» Listed records

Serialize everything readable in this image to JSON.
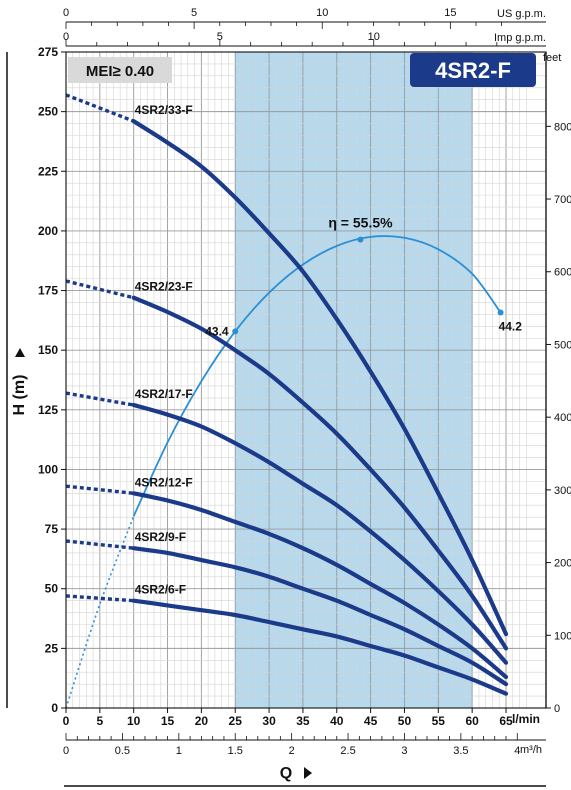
{
  "chart_data": {
    "type": "line",
    "title": "4SR2-F",
    "mei_label": "MEI≥ 0.40",
    "ylabel": "H (m)",
    "xlabel": "Q",
    "ylim": [
      0,
      275
    ],
    "xlim": [
      0,
      65
    ],
    "y_ticks": [
      "0",
      "25",
      "50",
      "75",
      "100",
      "125",
      "150",
      "175",
      "200",
      "225",
      "250",
      "275"
    ],
    "x_ticks": [
      "0",
      "5",
      "10",
      "15",
      "20",
      "25",
      "30",
      "35",
      "40",
      "45",
      "50",
      "55",
      "60",
      "65"
    ],
    "x_unit": "l/min",
    "m3h_ticks": [
      "0",
      "0.5",
      "1",
      "1.5",
      "2",
      "2.5",
      "3",
      "3.5",
      "4"
    ],
    "m3h_unit": "m³/h",
    "us_ticks": [
      "0",
      "5",
      "10",
      "15"
    ],
    "us_unit": "US g.p.m.",
    "imp_ticks": [
      "0",
      "5",
      "10"
    ],
    "imp_unit": "Imp g.p.m.",
    "feet_ticks": [
      "0",
      "100",
      "200",
      "300",
      "400",
      "500",
      "600",
      "700",
      "800"
    ],
    "feet_unit": "feet",
    "recommended_range": [
      25,
      60
    ],
    "grid": true,
    "series": [
      {
        "name": "4SR2/33-F",
        "x": [
          0,
          10,
          15,
          20,
          25,
          30,
          35,
          40,
          45,
          50,
          55,
          60,
          65
        ],
        "y": [
          257,
          246,
          237,
          227,
          214,
          199,
          183,
          163,
          141,
          117,
          90,
          62,
          31
        ]
      },
      {
        "name": "4SR2/23-F",
        "x": [
          0,
          10,
          15,
          20,
          25,
          30,
          35,
          40,
          45,
          50,
          55,
          60,
          65
        ],
        "y": [
          179,
          172,
          166,
          159,
          150,
          140,
          128,
          115,
          100,
          84,
          66,
          47,
          25
        ]
      },
      {
        "name": "4SR2/17-F",
        "x": [
          0,
          10,
          15,
          20,
          25,
          30,
          35,
          40,
          45,
          50,
          55,
          60,
          65
        ],
        "y": [
          132,
          127,
          123,
          118,
          111,
          103,
          94,
          85,
          74,
          62,
          49,
          35,
          19
        ]
      },
      {
        "name": "4SR2/12-F",
        "x": [
          0,
          10,
          15,
          20,
          25,
          30,
          35,
          40,
          45,
          50,
          55,
          60,
          65
        ],
        "y": [
          93,
          90,
          87,
          83,
          78,
          73,
          67,
          60,
          52,
          44,
          35,
          25,
          13
        ]
      },
      {
        "name": "4SR2/9-F",
        "x": [
          0,
          10,
          15,
          20,
          25,
          30,
          35,
          40,
          45,
          50,
          55,
          60,
          65
        ],
        "y": [
          70,
          67,
          65,
          62,
          59,
          55,
          50,
          45,
          39,
          33,
          26,
          19,
          10
        ]
      },
      {
        "name": "4SR2/6-F",
        "x": [
          0,
          10,
          15,
          20,
          25,
          30,
          35,
          40,
          45,
          50,
          55,
          60,
          65
        ],
        "y": [
          47,
          45,
          43,
          41,
          39,
          36,
          33,
          30,
          26,
          22,
          17,
          12,
          6
        ]
      }
    ],
    "efficiency": {
      "label": "η = 55.5%",
      "x": [
        0,
        5,
        10,
        15,
        20,
        25,
        30,
        35,
        40,
        45,
        50,
        55,
        60,
        64.2
      ],
      "y": [
        0,
        43.5,
        80.4,
        111.3,
        137.0,
        157.9,
        174.1,
        185.9,
        193.7,
        197.5,
        197.1,
        192.3,
        182.0,
        165.8
      ],
      "peak": {
        "x": 43.5,
        "label": "η = 55.5%"
      },
      "points": [
        {
          "x": 25,
          "label": "43.4"
        },
        {
          "x": 64.2,
          "label": "44.2"
        }
      ]
    }
  }
}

» Short task
Quote all the records verbatim, dropping any pictures from your copy.

» The solution
Serialize everything readable in this image to JSON.
{
  "chart_data": {
    "type": "line",
    "title": "4SR2-F",
    "mei_label": "MEI≥ 0.40",
    "ylabel": "H (m)",
    "xlabel": "Q",
    "ylim": [
      0,
      275
    ],
    "xlim": [
      0,
      65
    ],
    "y_ticks": [
      "0",
      "25",
      "50",
      "75",
      "100",
      "125",
      "150",
      "175",
      "200",
      "225",
      "250",
      "275"
    ],
    "x_ticks": [
      "0",
      "5",
      "10",
      "15",
      "20",
      "25",
      "30",
      "35",
      "40",
      "45",
      "50",
      "55",
      "60",
      "65"
    ],
    "x_unit": "l/min",
    "m3h_ticks": [
      "0",
      "0.5",
      "1",
      "1.5",
      "2",
      "2.5",
      "3",
      "3.5",
      "4"
    ],
    "m3h_unit": "m³/h",
    "us_ticks": [
      "0",
      "5",
      "10",
      "15"
    ],
    "us_unit": "US g.p.m.",
    "imp_ticks": [
      "0",
      "5",
      "10"
    ],
    "imp_unit": "Imp g.p.m.",
    "feet_ticks": [
      "0",
      "100",
      "200",
      "300",
      "400",
      "500",
      "600",
      "700",
      "800"
    ],
    "feet_unit": "feet",
    "recommended_range": [
      25,
      60
    ],
    "grid": true,
    "series": [
      {
        "name": "4SR2/33-F",
        "x": [
          0,
          10,
          15,
          20,
          25,
          30,
          35,
          40,
          45,
          50,
          55,
          60,
          65
        ],
        "y": [
          257,
          246,
          237,
          227,
          214,
          199,
          183,
          163,
          141,
          117,
          90,
          62,
          31
        ]
      },
      {
        "name": "4SR2/23-F",
        "x": [
          0,
          10,
          15,
          20,
          25,
          30,
          35,
          40,
          45,
          50,
          55,
          60,
          65
        ],
        "y": [
          179,
          172,
          166,
          159,
          150,
          140,
          128,
          115,
          100,
          84,
          66,
          47,
          25
        ]
      },
      {
        "name": "4SR2/17-F",
        "x": [
          0,
          10,
          15,
          20,
          25,
          30,
          35,
          40,
          45,
          50,
          55,
          60,
          65
        ],
        "y": [
          132,
          127,
          123,
          118,
          111,
          103,
          94,
          85,
          74,
          62,
          49,
          35,
          19
        ]
      },
      {
        "name": "4SR2/12-F",
        "x": [
          0,
          10,
          15,
          20,
          25,
          30,
          35,
          40,
          45,
          50,
          55,
          60,
          65
        ],
        "y": [
          93,
          90,
          87,
          83,
          78,
          73,
          67,
          60,
          52,
          44,
          35,
          25,
          13
        ]
      },
      {
        "name": "4SR2/9-F",
        "x": [
          0,
          10,
          15,
          20,
          25,
          30,
          35,
          40,
          45,
          50,
          55,
          60,
          65
        ],
        "y": [
          70,
          67,
          65,
          62,
          59,
          55,
          50,
          45,
          39,
          33,
          26,
          19,
          10
        ]
      },
      {
        "name": "4SR2/6-F",
        "x": [
          0,
          10,
          15,
          20,
          25,
          30,
          35,
          40,
          45,
          50,
          55,
          60,
          65
        ],
        "y": [
          47,
          45,
          43,
          41,
          39,
          36,
          33,
          30,
          26,
          22,
          17,
          12,
          6
        ]
      }
    ],
    "efficiency": {
      "label": "η = 55.5%",
      "x": [
        0,
        5,
        10,
        15,
        20,
        25,
        30,
        35,
        40,
        45,
        50,
        55,
        60,
        64.2
      ],
      "y": [
        0,
        43.5,
        80.4,
        111.3,
        137.0,
        157.9,
        174.1,
        185.9,
        193.7,
        197.5,
        197.1,
        192.3,
        182.0,
        165.8
      ],
      "peak": {
        "x": 43.5,
        "label": "η = 55.5%"
      },
      "points": [
        {
          "x": 25,
          "label": "43.4"
        },
        {
          "x": 64.2,
          "label": "44.2"
        }
      ]
    }
  }
}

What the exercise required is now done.